[start]
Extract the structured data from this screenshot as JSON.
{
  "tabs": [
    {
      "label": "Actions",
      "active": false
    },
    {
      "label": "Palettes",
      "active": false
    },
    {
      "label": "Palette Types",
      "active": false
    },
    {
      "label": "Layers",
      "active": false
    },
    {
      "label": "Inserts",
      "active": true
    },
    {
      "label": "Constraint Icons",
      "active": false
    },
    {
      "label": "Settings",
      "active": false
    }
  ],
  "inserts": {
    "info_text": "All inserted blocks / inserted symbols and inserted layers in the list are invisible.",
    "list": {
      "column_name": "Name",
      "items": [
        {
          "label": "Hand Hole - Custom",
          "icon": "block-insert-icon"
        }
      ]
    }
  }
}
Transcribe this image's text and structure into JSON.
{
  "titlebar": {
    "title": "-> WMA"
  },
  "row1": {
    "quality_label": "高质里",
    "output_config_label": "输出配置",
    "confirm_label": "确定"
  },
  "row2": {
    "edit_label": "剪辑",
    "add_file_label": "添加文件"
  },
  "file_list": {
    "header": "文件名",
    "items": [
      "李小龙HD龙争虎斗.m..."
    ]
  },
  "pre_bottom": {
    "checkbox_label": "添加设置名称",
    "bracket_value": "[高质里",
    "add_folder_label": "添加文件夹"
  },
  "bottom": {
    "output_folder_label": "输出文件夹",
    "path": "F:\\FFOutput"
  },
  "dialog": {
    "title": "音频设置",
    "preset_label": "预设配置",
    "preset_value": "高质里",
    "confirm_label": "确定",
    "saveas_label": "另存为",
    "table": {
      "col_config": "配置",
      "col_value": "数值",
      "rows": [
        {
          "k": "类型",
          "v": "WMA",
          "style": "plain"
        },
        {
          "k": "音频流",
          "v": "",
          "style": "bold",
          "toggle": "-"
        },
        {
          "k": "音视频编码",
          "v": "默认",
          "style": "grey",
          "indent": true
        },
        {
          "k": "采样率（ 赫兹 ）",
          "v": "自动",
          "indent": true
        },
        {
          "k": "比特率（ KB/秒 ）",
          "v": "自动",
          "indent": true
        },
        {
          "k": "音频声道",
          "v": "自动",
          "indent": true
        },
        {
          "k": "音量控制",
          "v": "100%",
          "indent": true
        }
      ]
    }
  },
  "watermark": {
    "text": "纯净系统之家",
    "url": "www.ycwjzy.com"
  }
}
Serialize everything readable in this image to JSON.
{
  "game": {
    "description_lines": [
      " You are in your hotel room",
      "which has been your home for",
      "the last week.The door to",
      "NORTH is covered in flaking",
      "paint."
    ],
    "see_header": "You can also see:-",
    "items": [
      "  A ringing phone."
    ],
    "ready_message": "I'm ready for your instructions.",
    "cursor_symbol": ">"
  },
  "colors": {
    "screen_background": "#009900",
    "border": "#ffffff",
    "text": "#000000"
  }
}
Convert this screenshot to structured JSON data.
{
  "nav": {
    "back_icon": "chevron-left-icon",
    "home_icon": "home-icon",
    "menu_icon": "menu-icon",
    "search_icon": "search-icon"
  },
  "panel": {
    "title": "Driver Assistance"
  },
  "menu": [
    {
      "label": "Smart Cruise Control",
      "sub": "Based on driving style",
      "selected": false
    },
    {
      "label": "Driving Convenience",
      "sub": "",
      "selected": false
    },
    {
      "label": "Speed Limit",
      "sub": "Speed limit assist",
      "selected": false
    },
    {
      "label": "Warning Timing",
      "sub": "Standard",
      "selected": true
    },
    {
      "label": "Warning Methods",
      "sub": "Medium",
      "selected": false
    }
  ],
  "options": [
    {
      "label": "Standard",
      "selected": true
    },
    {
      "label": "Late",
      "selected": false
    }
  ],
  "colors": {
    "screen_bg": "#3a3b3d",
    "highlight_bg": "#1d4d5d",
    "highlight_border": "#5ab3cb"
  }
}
[end]
[start]
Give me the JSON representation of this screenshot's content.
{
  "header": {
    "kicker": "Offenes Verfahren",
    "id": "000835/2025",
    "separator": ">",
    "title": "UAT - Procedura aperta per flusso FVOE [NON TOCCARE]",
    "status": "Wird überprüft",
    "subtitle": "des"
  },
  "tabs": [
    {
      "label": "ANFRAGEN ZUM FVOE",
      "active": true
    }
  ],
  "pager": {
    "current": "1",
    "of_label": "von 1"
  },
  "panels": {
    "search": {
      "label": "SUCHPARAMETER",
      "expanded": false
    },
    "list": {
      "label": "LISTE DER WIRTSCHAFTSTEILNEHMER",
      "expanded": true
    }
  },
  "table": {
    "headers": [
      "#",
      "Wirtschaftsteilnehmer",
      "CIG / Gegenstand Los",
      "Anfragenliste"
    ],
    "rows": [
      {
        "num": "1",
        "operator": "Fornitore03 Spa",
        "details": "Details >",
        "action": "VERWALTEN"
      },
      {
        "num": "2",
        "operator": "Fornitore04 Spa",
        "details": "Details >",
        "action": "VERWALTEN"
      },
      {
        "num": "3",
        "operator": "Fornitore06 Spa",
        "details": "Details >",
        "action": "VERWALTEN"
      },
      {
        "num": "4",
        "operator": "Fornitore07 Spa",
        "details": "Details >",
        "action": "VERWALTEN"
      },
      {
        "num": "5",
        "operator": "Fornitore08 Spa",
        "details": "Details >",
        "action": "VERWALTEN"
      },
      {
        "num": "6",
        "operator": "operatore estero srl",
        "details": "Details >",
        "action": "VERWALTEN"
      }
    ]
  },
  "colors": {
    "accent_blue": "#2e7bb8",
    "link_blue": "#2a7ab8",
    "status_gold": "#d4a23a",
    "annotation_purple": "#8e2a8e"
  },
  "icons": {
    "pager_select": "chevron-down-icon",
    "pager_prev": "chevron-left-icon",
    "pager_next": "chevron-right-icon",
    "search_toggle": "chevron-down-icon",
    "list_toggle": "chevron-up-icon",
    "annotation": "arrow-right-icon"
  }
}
[end]
DESCRIPTION OF THE TASK:
Filter the listing above for the string "Speed" and copy every matching line.

THE SOLUTION:
      "label": "Speed Limit",
      "sub": "Speed limit assist",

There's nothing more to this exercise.